- Directions -
Search the listing for "Technology" and copy every line where it appears.

Dataset excerpt

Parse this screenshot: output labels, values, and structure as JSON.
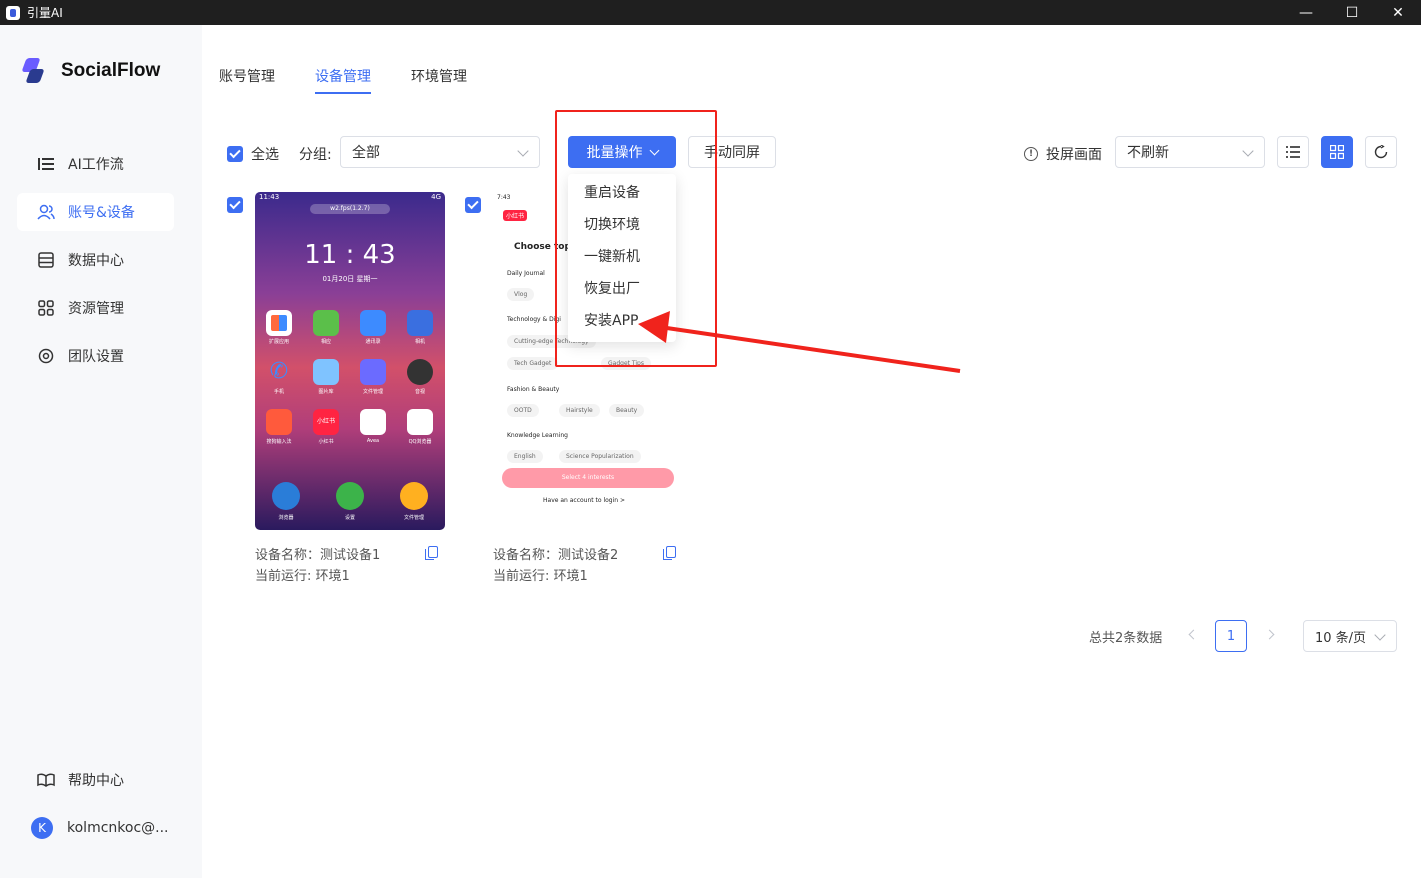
{
  "window": {
    "title": "引量AI",
    "controls": [
      "—",
      "☐",
      "✕"
    ]
  },
  "brand": {
    "name": "SocialFlow"
  },
  "sidebar": {
    "items": [
      {
        "label": "AI工作流",
        "icon": "list-tree-icon"
      },
      {
        "label": "账号&设备",
        "icon": "users-icon",
        "active": true
      },
      {
        "label": "数据中心",
        "icon": "database-icon"
      },
      {
        "label": "资源管理",
        "icon": "grid-icon"
      },
      {
        "label": "团队设置",
        "icon": "gear-icon"
      }
    ],
    "help": "帮助中心",
    "user": {
      "avatar": "K",
      "name": "kolmcnkoc@..."
    }
  },
  "tabs": [
    {
      "label": "账号管理"
    },
    {
      "label": "设备管理",
      "active": true
    },
    {
      "label": "环境管理"
    }
  ],
  "toolbar": {
    "select_all": "全选",
    "group_label": "分组:",
    "group_value": "全部",
    "batch_button": "批量操作",
    "sync_button": "手动同屏",
    "cast_label": "投屏画面",
    "refresh_value": "不刷新"
  },
  "batch_menu": {
    "items": [
      "重启设备",
      "切换环境",
      "一键新机",
      "恢复出厂",
      "安装APP"
    ]
  },
  "devices": [
    {
      "name_line": "设备名称：测试设备1",
      "env_line": "当前运行: 环境1",
      "screen": {
        "status_left": "11:43",
        "status_right": "4G",
        "pill": "w2.fps(1.2.7)",
        "time": "11 : 43",
        "date": "01月20日 星期一",
        "apps": [
          "扩展应用",
          "相应",
          "通讯录",
          "相机",
          "手机",
          "图片库",
          "文件管理",
          "音视",
          "搜狗输入法",
          "小红书",
          "Avea",
          "QQ浏览器",
          "浏览器",
          "设置",
          "文件管理"
        ]
      }
    },
    {
      "name_line": "设备名称：测试设备2",
      "env_line": "当前运行: 环境1",
      "screen": {
        "status": "7:43",
        "badge": "小红书",
        "title": "Choose top",
        "sections": [
          "Daily Journal",
          "Technology & Digi",
          "Fashion & Beauty",
          "Knowledge Learning"
        ],
        "chips": [
          "Vlog",
          "Cutting-edge Technology",
          "Tech Gadget",
          "Gadget Tips",
          "OOTD",
          "Hairstyle",
          "Beauty",
          "English",
          "Science Popularization"
        ],
        "cta": "Select 4 interests",
        "login": "Have an account to login >"
      }
    }
  ],
  "pagination": {
    "total": "总共2条数据",
    "current": "1",
    "page_size": "10 条/页"
  },
  "colors": {
    "accent": "#3d6ef2",
    "annotation": "#f0231c"
  }
}
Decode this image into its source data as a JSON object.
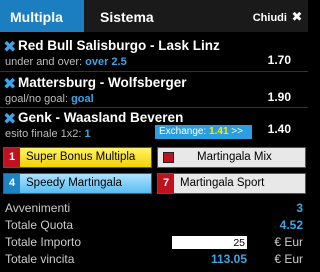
{
  "tabs": {
    "multipla": "Multipla",
    "sistema": "Sistema",
    "chiudi": "Chiudi",
    "close_glyph": "✖"
  },
  "bets": [
    {
      "event": "Red Bull Salisburgo - Lask Linz",
      "market": "under and over: ",
      "selection": "over 2.5",
      "odds": "1.70"
    },
    {
      "event": "Mattersburg - Wolfsberger",
      "market": "goal/no goal: ",
      "selection": "goal",
      "odds": "1.90"
    },
    {
      "event": "Genk - Waasland Beveren",
      "market": "esito finale 1x2: ",
      "selection": "1",
      "odds": "1.40"
    }
  ],
  "remove_glyph": "✖",
  "exchange": {
    "label": "Exchange: ",
    "value": "1.41",
    "arrow": " >>"
  },
  "buttons": {
    "super_bonus": {
      "num": "1",
      "label": "Super Bonus Multipla"
    },
    "martingala_mix": {
      "label": "Martingala Mix"
    },
    "speedy": {
      "num": "4",
      "label": "Speedy Martingala"
    },
    "martingala_sport": {
      "num": "7",
      "label": "Martingala Sport"
    }
  },
  "summary": {
    "avvenimenti_label": "Avvenimenti",
    "avvenimenti": "3",
    "quota_label": "Totale Quota",
    "quota": "4.52",
    "importo_label": "Totale Importo",
    "importo": "25",
    "importo_currency": "€ Eur",
    "vincita_label": "Totale vincita",
    "vincita": "113.05",
    "vincita_currency": "€ Eur"
  },
  "colors": {
    "accent": "#1a7ec0",
    "link": "#3da5e6",
    "bonus": "#f2d300",
    "red": "#c0111e"
  }
}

- Final answer -
          "Technology & Digi",
          "Cutting-edge Technology",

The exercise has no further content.